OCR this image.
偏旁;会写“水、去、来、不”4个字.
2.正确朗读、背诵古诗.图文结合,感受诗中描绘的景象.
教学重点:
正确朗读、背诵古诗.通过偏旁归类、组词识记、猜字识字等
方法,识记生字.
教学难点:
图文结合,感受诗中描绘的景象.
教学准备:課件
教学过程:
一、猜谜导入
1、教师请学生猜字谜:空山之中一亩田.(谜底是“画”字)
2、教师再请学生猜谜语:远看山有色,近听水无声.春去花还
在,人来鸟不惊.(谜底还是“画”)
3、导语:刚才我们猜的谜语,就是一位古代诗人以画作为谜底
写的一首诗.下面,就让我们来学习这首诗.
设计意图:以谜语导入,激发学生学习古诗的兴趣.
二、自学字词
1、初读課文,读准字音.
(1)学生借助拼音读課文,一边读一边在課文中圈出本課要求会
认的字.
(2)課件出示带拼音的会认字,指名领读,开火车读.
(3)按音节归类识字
● ● ● ● ● ● ●
Reproduce the full listing word for word.

OCR this image.
偏旁;会写“水、去、来、不”4个字.
2.正确朗读、背诵古诗.图文结合,感受诗中描绘的景象.
教学重点:
正确朗读、背诵古诗.通过偏旁归类、组词识记、猜字识字等
方法,识记生字.
教学难点:
图文结合,感受诗中描绘的景象.
教学准备:課件
教学过程:
一、猜谜导入
1、教师请学生猜字谜:空山之中一亩田.(谜底是“画”字)
2、教师再请学生猜谜语:远看山有色,近听水无声.春去花还
在,人来鸟不惊.(谜底还是“画”)
3、导语:刚才我们猜的谜语,就是一位古代诗人以画作为谜底
写的一首诗.下面,就让我们来学习这首诗.
设计意图:以谜语导入,激发学生学习古诗的兴趣.
二、自学字词
1、初读課文,读准字音.
(1)学生借助拼音读課文,一边读一边在課文中圈出本課要求会
认的字.
(2)課件出示带拼音的会认字,指名领读,开火车读.
(3)按音节归类识字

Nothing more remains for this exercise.